Filter the listing and keep only the lines with the word "mera".

[[ Data for review, beginning ]]

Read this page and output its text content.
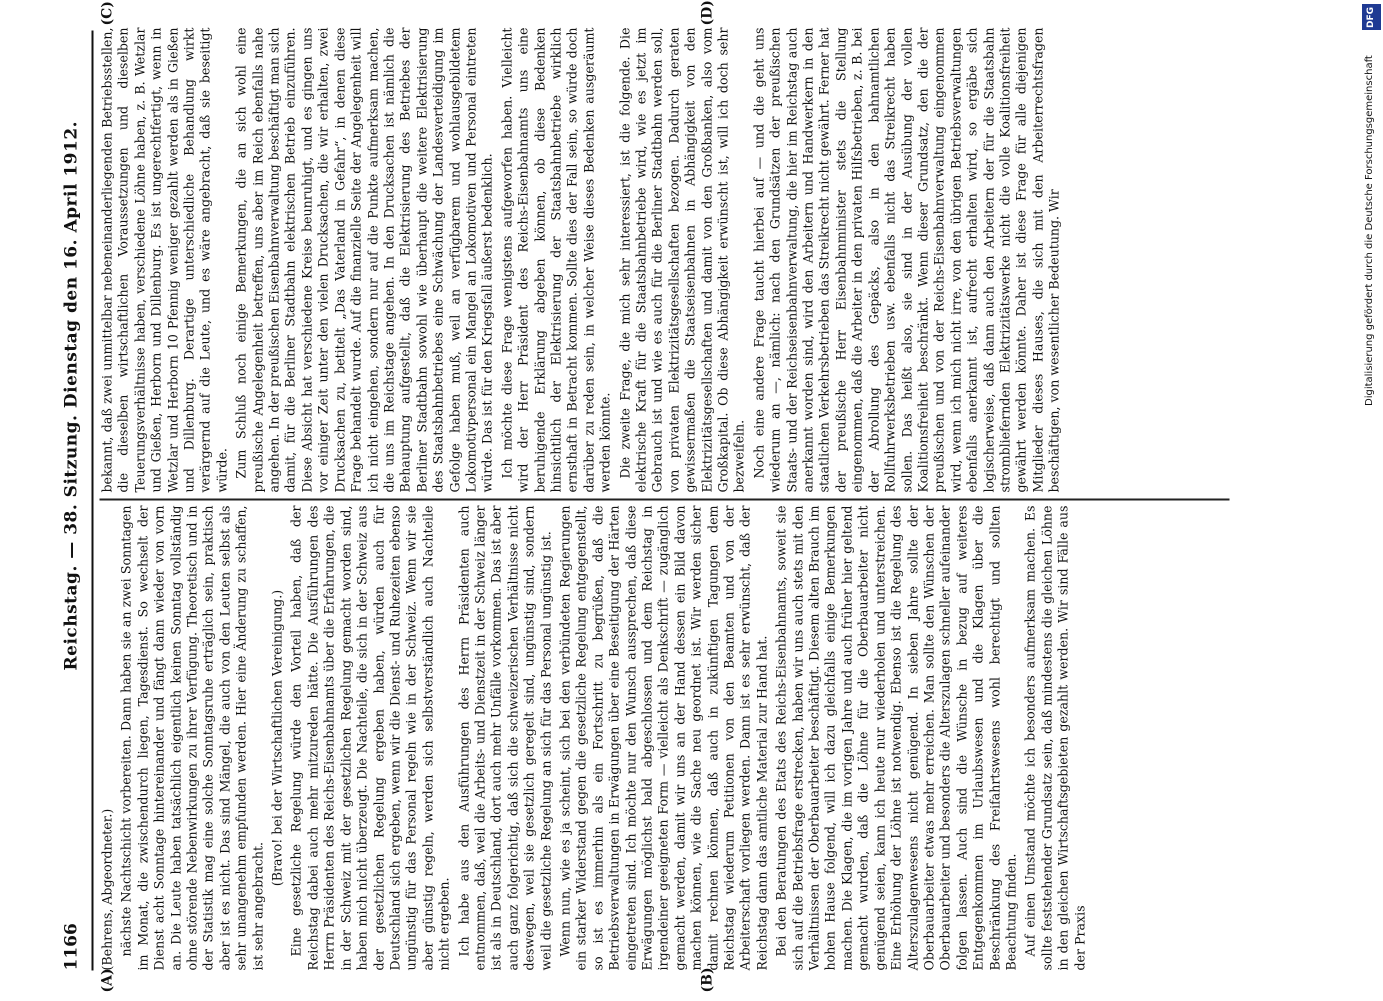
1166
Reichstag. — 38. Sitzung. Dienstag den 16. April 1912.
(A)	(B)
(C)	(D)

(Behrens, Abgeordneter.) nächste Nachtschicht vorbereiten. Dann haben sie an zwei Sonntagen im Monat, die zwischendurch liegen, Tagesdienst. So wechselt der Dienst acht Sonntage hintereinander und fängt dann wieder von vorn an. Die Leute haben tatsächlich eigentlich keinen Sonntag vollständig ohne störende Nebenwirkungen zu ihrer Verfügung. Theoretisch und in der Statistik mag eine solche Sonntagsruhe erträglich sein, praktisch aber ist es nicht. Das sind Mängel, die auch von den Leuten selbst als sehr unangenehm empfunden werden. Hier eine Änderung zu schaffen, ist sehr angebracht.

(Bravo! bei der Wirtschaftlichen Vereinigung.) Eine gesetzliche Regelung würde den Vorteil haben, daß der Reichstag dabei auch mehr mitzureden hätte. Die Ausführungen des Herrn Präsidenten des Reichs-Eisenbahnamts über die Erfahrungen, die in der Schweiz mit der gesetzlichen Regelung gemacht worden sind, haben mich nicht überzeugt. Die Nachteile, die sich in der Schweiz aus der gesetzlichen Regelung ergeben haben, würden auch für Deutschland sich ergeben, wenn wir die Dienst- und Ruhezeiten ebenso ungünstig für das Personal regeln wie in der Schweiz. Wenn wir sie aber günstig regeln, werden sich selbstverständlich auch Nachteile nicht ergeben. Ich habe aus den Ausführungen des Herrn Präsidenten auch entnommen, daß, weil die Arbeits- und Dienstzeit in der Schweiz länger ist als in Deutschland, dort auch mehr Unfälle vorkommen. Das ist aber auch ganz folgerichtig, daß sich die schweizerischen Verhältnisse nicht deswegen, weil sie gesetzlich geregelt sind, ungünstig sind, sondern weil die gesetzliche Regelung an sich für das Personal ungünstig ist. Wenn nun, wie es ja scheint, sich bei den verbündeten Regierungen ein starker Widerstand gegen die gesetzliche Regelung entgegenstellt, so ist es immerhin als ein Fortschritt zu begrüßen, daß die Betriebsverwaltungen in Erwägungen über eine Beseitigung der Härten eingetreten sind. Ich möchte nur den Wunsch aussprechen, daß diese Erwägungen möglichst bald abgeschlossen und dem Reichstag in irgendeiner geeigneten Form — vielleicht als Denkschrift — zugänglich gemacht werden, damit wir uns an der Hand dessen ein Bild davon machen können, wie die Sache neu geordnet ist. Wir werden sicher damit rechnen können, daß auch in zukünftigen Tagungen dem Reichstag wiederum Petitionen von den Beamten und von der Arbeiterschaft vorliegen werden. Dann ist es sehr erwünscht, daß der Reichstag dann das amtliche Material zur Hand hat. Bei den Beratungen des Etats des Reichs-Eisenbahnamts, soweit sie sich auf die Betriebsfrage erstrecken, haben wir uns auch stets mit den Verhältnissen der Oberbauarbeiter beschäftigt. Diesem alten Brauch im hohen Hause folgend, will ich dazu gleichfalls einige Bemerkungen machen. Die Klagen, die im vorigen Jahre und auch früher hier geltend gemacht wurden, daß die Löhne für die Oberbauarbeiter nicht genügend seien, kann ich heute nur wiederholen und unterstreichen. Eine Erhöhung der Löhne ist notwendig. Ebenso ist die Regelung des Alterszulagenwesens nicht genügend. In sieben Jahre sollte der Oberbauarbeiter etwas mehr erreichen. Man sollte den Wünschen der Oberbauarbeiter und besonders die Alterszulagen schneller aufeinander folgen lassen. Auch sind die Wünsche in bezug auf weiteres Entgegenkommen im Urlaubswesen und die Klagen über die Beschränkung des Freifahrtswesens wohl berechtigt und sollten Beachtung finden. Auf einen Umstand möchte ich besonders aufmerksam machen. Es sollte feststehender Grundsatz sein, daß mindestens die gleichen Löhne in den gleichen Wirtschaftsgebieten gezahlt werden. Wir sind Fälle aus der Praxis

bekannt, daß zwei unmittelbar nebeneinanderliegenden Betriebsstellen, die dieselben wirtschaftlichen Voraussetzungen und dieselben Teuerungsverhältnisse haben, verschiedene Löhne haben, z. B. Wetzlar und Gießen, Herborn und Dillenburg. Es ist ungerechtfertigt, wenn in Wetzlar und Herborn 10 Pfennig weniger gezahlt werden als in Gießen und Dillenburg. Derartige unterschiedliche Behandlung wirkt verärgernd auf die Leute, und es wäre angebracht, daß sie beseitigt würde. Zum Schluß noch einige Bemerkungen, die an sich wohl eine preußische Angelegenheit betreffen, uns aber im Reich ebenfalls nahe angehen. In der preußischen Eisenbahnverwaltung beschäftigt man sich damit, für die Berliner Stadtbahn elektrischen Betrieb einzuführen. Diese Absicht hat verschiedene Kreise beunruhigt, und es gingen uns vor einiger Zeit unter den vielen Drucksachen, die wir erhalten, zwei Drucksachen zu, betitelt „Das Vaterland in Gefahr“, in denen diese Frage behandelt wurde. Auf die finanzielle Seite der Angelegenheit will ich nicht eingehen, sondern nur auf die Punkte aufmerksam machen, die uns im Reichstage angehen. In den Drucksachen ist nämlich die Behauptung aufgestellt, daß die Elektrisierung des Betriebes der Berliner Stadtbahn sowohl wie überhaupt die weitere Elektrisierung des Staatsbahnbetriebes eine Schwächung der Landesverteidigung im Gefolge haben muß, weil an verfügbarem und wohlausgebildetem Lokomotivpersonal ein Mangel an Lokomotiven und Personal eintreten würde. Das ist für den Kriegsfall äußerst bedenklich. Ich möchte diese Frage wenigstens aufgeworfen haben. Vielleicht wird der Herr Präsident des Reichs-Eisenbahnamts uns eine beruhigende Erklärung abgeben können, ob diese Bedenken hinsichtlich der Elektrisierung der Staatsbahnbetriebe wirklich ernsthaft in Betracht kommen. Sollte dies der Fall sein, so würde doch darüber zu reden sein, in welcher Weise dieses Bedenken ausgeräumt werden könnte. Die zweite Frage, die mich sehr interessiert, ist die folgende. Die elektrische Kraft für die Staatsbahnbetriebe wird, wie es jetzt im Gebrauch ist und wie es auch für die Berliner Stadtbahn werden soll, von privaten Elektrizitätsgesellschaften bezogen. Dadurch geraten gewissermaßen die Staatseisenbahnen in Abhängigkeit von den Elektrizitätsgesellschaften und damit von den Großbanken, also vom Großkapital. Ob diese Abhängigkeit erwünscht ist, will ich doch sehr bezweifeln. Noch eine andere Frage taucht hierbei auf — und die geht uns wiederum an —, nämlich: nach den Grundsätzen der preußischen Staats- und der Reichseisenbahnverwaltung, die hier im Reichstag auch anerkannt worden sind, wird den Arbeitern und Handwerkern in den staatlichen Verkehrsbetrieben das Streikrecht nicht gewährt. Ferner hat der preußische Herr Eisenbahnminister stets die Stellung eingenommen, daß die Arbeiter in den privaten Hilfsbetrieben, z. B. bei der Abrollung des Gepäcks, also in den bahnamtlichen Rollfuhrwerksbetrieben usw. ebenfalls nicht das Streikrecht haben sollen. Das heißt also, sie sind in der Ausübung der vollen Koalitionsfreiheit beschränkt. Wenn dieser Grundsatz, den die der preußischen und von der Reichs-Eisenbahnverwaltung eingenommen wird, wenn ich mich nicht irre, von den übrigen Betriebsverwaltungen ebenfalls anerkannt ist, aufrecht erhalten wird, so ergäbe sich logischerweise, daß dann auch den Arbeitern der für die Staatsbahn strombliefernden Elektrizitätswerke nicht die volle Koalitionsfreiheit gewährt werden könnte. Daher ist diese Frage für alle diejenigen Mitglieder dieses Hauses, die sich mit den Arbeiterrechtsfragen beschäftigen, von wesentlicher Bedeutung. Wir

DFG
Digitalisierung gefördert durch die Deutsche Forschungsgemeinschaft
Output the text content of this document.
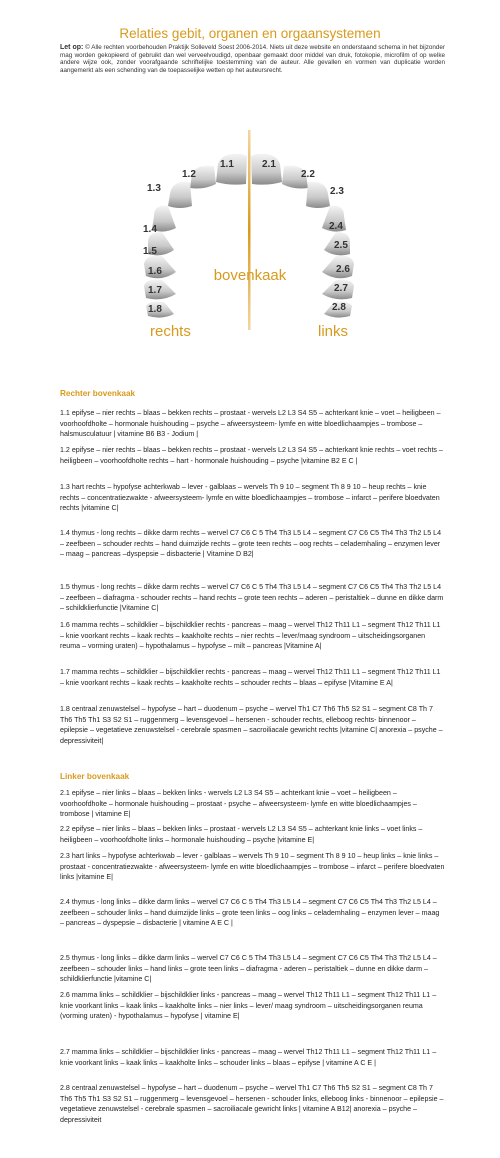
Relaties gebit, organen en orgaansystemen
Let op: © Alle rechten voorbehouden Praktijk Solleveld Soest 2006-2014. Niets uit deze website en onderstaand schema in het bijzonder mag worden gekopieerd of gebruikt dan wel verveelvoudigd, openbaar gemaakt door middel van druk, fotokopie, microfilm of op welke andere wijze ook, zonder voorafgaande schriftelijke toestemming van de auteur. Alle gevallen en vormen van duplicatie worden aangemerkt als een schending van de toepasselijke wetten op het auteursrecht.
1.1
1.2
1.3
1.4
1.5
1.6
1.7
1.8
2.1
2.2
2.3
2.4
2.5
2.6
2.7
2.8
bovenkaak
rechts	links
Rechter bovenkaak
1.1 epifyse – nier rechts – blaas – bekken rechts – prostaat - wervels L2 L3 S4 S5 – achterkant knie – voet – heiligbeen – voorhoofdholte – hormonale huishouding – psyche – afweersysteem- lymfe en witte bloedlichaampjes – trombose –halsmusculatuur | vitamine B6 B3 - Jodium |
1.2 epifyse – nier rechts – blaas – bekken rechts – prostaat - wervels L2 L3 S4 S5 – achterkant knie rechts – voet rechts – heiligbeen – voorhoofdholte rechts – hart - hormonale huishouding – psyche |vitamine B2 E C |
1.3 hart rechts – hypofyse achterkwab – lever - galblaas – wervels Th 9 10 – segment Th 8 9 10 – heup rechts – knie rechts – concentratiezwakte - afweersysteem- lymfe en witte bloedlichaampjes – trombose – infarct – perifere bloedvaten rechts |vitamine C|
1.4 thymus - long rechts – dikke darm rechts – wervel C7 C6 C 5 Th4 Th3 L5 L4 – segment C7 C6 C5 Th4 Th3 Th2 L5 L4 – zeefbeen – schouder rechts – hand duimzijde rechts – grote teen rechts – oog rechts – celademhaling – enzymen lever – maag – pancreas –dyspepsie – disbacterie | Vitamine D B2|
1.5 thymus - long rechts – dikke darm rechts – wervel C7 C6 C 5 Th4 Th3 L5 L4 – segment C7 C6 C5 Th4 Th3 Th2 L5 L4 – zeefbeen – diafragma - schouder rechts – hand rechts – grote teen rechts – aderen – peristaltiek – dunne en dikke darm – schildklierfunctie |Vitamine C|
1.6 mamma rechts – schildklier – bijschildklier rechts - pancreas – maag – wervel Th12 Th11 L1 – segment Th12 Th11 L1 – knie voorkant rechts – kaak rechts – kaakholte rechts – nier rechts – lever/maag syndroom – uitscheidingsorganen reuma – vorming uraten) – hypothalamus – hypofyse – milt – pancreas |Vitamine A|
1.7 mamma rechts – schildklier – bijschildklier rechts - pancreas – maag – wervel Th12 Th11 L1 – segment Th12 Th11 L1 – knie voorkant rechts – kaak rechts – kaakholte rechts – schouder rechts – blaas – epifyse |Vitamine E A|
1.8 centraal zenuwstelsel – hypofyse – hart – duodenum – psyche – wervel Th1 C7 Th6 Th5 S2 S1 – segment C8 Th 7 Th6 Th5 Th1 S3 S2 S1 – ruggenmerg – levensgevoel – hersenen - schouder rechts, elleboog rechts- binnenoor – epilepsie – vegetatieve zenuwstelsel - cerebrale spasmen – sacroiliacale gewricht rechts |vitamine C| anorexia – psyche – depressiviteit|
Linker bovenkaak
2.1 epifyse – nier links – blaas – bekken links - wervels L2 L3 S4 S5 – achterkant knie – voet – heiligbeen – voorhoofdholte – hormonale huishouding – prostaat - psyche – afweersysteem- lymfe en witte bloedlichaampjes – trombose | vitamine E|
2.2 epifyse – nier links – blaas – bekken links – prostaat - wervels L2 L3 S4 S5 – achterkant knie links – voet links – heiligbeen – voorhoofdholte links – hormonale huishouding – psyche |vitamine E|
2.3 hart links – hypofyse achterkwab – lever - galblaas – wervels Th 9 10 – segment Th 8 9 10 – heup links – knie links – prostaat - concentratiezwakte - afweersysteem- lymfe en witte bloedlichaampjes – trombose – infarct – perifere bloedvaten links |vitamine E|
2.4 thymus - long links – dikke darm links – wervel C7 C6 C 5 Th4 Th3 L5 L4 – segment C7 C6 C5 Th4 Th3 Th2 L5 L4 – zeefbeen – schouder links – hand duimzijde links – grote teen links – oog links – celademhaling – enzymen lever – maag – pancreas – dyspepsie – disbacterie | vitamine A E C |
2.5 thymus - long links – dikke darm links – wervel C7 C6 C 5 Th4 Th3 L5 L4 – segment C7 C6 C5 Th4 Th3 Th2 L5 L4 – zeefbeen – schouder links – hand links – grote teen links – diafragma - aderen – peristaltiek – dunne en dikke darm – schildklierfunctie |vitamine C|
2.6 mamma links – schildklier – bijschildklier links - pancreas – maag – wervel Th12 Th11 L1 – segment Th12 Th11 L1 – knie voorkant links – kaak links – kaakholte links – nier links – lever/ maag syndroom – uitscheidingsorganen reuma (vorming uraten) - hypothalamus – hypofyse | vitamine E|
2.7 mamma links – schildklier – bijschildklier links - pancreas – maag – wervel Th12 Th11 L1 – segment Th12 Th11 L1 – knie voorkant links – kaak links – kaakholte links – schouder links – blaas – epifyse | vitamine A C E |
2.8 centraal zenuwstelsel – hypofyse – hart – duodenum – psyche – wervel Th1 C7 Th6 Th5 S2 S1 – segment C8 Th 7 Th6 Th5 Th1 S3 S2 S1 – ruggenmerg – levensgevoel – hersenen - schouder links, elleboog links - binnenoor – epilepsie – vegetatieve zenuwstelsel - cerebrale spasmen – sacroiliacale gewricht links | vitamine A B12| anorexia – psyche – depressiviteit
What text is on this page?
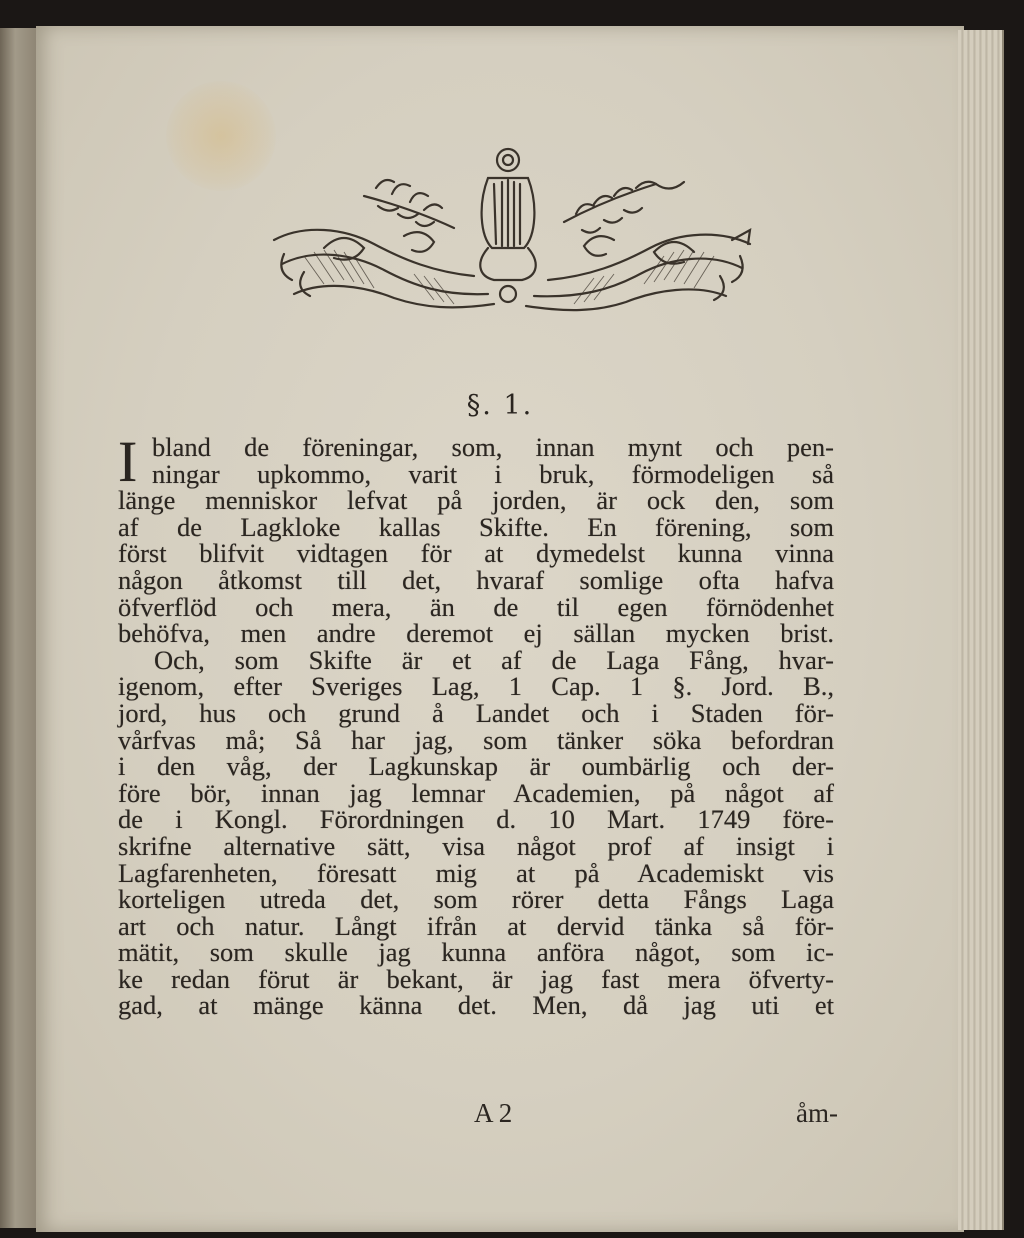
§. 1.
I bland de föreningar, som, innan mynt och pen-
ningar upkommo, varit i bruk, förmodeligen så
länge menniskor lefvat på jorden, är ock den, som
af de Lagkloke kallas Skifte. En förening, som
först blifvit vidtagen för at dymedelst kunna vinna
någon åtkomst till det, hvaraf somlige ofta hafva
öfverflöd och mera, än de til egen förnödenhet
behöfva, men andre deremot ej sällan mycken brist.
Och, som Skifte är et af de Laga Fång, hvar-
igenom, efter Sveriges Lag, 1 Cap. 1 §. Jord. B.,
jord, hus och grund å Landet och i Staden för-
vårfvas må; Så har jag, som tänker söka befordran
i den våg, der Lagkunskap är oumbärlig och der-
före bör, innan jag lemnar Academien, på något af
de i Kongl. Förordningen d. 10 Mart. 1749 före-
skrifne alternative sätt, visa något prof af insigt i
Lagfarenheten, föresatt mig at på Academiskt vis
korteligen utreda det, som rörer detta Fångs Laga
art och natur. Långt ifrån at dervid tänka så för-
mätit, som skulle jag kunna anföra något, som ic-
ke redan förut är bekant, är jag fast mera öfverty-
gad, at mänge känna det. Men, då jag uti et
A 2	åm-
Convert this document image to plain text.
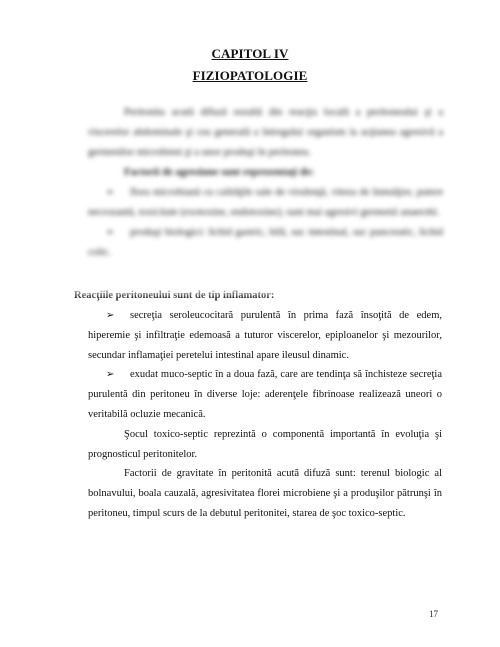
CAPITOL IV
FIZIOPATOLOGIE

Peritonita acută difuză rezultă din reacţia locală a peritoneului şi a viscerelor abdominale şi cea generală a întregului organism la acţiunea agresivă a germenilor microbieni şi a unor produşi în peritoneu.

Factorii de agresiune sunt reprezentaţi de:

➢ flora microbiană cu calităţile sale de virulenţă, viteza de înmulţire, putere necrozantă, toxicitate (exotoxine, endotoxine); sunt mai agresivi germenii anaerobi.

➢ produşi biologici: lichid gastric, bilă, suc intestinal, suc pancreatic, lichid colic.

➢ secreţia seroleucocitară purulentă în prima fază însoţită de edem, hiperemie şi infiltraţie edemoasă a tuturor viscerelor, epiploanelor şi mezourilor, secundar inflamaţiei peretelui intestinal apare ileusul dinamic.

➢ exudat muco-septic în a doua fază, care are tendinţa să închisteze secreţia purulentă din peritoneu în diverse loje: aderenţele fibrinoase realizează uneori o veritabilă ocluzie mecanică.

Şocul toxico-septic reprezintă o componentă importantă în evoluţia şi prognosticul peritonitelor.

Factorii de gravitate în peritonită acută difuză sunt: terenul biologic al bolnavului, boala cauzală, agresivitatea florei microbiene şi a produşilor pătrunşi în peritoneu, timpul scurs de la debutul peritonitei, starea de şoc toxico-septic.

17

[[ Data for review, end ]]

- Output for this task:
öfverflöd och mera, än de til egen förnödenhet
ke redan förut är bekant, är jag fast mera öfverty-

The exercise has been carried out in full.